Dataset entries
= = =

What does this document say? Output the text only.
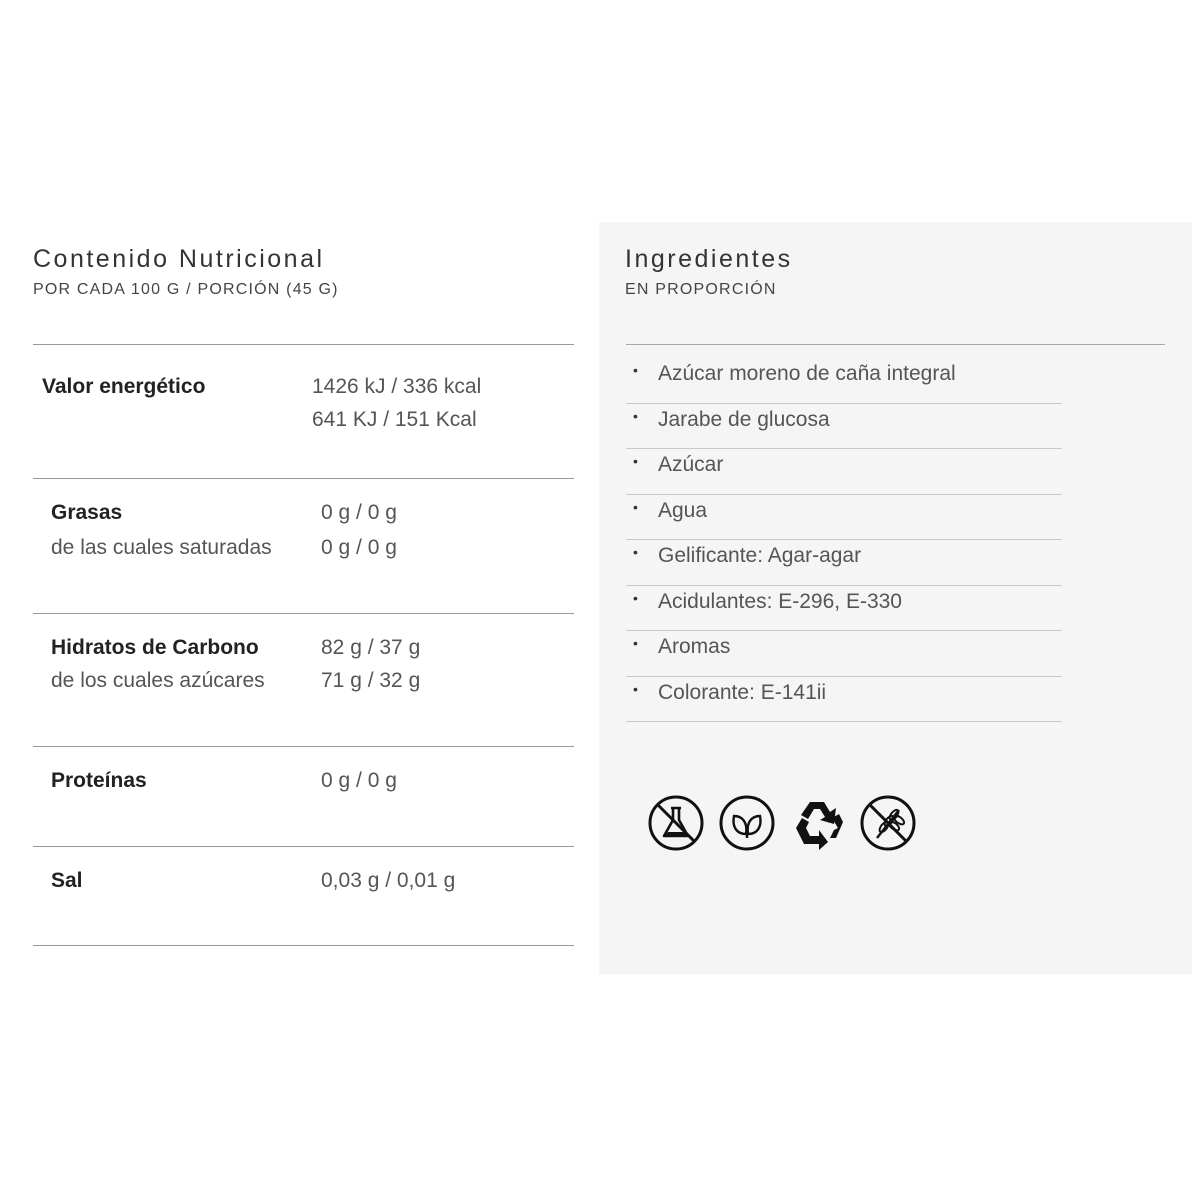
Contenido Nutricional
POR CADA 100 G / PORCIÓN (45 G)
Valor energético	1426 kJ / 336 kcal
641 KJ / 151 Kcal
Grasas	0 g / 0 g
de las cuales saturadas 0 g / 0 g
Hidratos de Carbono	82 g / 37 g
de los cuales azúcares	71 g / 32 g
Proteínas	0 g / 0 g
Sal	0,03 g / 0,01 g
Ingredientes
EN PROPORCIÓN
• Azúcar moreno de caña integral
• Jarabe de glucosa
• Azúcar
• Agua
• Gelificante: Agar-agar
• Acidulantes: E-296, E-330
• Aromas
• Colorante: E-141ii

= = =

Repeat the data exactly, excluding the pictures.

● **WRITTEN REPLY**
What does this document say? Output the text only.
Contenido Nutricional
POR CADA 100 G / PORCIÓN (45 G)
Valor energético	1426 kJ / 336 kcal
641 KJ / 151 Kcal
Grasas	0 g / 0 g
de las cuales saturadas 0 g / 0 g
Hidratos de Carbono	82 g / 37 g
de los cuales azúcares	71 g / 32 g
Proteínas	0 g / 0 g
Sal	0,03 g / 0,01 g
Ingredientes
EN PROPORCIÓN
• Azúcar moreno de caña integral
• Jarabe de glucosa
• Azúcar
• Agua
• Gelificante: Agar-agar
• Acidulantes: E-296, E-330
• Aromas
• Colorante: E-141ii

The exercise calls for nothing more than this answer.